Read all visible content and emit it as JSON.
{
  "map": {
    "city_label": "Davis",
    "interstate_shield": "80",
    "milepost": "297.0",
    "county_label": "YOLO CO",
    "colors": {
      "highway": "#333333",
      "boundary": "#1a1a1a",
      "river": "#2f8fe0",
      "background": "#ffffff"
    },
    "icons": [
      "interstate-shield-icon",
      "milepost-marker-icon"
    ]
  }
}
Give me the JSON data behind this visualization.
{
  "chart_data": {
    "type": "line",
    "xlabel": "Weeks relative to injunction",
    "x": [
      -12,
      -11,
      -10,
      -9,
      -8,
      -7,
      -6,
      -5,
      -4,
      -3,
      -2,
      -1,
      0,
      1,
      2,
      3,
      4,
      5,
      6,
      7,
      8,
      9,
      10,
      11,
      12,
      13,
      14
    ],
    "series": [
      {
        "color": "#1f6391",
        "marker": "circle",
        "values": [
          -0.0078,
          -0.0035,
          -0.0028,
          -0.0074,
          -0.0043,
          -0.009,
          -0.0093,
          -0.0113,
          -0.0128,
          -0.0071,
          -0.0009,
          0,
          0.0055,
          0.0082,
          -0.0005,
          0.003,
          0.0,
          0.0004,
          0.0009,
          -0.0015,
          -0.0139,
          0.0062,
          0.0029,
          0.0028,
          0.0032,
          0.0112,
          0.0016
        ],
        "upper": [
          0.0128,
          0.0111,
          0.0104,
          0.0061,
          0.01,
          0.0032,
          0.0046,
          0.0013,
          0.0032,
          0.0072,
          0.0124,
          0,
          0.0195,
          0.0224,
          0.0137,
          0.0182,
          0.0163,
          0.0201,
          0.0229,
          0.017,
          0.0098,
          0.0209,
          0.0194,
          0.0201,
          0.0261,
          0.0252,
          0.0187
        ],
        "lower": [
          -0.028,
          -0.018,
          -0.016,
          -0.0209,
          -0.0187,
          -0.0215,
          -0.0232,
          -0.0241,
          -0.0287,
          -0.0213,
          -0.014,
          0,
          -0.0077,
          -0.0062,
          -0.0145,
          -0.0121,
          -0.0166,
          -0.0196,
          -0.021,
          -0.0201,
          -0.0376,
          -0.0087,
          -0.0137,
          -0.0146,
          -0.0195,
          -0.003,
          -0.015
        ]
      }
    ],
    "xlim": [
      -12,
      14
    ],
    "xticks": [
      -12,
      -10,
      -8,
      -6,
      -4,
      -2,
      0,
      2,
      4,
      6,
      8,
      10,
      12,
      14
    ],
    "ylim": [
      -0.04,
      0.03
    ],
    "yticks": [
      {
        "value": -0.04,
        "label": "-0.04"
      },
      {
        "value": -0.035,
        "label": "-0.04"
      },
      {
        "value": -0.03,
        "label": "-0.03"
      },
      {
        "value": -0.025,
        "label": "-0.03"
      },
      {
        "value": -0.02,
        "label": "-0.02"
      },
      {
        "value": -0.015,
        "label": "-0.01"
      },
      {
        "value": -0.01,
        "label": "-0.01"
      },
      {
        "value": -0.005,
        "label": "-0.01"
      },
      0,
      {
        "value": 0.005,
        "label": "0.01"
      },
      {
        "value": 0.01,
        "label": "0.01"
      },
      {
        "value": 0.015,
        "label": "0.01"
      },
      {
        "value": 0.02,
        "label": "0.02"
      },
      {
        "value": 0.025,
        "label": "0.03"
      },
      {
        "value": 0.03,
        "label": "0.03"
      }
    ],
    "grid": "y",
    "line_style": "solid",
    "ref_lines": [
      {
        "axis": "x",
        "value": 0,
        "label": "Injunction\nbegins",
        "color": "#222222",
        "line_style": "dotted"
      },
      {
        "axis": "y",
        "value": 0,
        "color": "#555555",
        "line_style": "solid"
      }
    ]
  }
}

════════════════════

- **GIVEN TASK**
Using the data above, print every record exactly as shown.

- **TASK ANSWER**
Read all visible content and emit it as JSON.
{
  "map": {
    "city_label": "Davis",
    "interstate_shield": "80",
    "milepost": "297.0",
    "county_label": "YOLO CO",
    "colors": {
      "highway": "#333333",
      "boundary": "#1a1a1a",
      "river": "#2f8fe0",
      "background": "#ffffff"
    },
    "icons": [
      "interstate-shield-icon",
      "milepost-marker-icon"
    ]
  }
}
Give me the JSON data behind this visualization.
{
  "chart_data": {
    "type": "line",
    "xlabel": "Weeks relative to injunction",
    "x": [
      -12,
      -11,
      -10,
      -9,
      -8,
      -7,
      -6,
      -5,
      -4,
      -3,
      -2,
      -1,
      0,
      1,
      2,
      3,
      4,
      5,
      6,
      7,
      8,
      9,
      10,
      11,
      12,
      13,
      14
    ],
    "series": [
      {
        "color": "#1f6391",
        "marker": "circle",
        "values": [
          -0.0078,
          -0.0035,
          -0.0028,
          -0.0074,
          -0.0043,
          -0.009,
          -0.0093,
          -0.0113,
          -0.0128,
          -0.0071,
          -0.0009,
          0,
          0.0055,
          0.0082,
          -0.0005,
          0.003,
          0.0,
          0.0004,
          0.0009,
          -0.0015,
          -0.0139,
          0.0062,
          0.0029,
          0.0028,
          0.0032,
          0.0112,
          0.0016
        ],
        "upper": [
          0.0128,
          0.0111,
          0.0104,
          0.0061,
          0.01,
          0.0032,
          0.0046,
          0.0013,
          0.0032,
          0.0072,
          0.0124,
          0,
          0.0195,
          0.0224,
          0.0137,
          0.0182,
          0.0163,
          0.0201,
          0.0229,
          0.017,
          0.0098,
          0.0209,
          0.0194,
          0.0201,
          0.0261,
          0.0252,
          0.0187
        ],
        "lower": [
          -0.028,
          -0.018,
          -0.016,
          -0.0209,
          -0.0187,
          -0.0215,
          -0.0232,
          -0.0241,
          -0.0287,
          -0.0213,
          -0.014,
          0,
          -0.0077,
          -0.0062,
          -0.0145,
          -0.0121,
          -0.0166,
          -0.0196,
          -0.021,
          -0.0201,
          -0.0376,
          -0.0087,
          -0.0137,
          -0.0146,
          -0.0195,
          -0.003,
          -0.015
        ]
      }
    ],
    "xlim": [
      -12,
      14
    ],
    "xticks": [
      -12,
      -10,
      -8,
      -6,
      -4,
      -2,
      0,
      2,
      4,
      6,
      8,
      10,
      12,
      14
    ],
    "ylim": [
      -0.04,
      0.03
    ],
    "yticks": [
      {
        "value": -0.04,
        "label": "-0.04"
      },
      {
        "value": -0.035,
        "label": "-0.04"
      },
      {
        "value": -0.03,
        "label": "-0.03"
      },
      {
        "value": -0.025,
        "label": "-0.03"
      },
      {
        "value": -0.02,
        "label": "-0.02"
      },
      {
        "value": -0.015,
        "label": "-0.01"
      },
      {
        "value": -0.01,
        "label": "-0.01"
      },
      {
        "value": -0.005,
        "label": "-0.01"
      },
      0,
      {
        "value": 0.005,
        "label": "0.01"
      },
      {
        "value": 0.01,
        "label": "0.01"
      },
      {
        "value": 0.015,
        "label": "0.01"
      },
      {
        "value": 0.02,
        "label": "0.02"
      },
      {
        "value": 0.025,
        "label": "0.03"
      },
      {
        "value": 0.03,
        "label": "0.03"
      }
    ],
    "grid": "y",
    "line_style": "solid",
    "ref_lines": [
      {
        "axis": "x",
        "value": 0,
        "label": "Injunction\nbegins",
        "color": "#222222",
        "line_style": "dotted"
      },
      {
        "axis": "y",
        "value": 0,
        "color": "#555555",
        "line_style": "solid"
      }
    ]
  }
}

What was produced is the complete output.